Find the word "name" in the records below. List each line containing it.

Given information —
────────────────────────────────────────

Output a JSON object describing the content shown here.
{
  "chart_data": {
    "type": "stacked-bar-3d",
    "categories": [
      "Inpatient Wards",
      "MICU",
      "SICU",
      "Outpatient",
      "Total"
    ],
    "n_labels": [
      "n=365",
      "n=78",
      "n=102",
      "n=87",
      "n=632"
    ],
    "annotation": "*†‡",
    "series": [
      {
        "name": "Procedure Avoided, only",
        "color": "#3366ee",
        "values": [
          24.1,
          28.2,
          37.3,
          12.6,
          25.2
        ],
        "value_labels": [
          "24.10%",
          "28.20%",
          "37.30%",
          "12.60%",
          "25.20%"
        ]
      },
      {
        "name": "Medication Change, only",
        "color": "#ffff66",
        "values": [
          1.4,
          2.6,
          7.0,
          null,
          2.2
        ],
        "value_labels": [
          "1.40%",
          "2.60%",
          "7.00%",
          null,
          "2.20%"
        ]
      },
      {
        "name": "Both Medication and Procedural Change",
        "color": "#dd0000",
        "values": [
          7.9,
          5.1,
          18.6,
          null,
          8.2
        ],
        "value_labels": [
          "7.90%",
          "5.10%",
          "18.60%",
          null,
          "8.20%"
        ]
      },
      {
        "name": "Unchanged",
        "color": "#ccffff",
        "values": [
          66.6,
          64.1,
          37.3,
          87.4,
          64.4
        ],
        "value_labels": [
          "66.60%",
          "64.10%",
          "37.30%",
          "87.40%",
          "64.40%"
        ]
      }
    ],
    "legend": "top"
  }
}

────────────────────────────────────────

Correct result —
        "name": "Procedure Avoided, only",
        "name": "Medication Change, only",
        "name": "Both Medication and Procedural Change",
        "name": "Unchanged",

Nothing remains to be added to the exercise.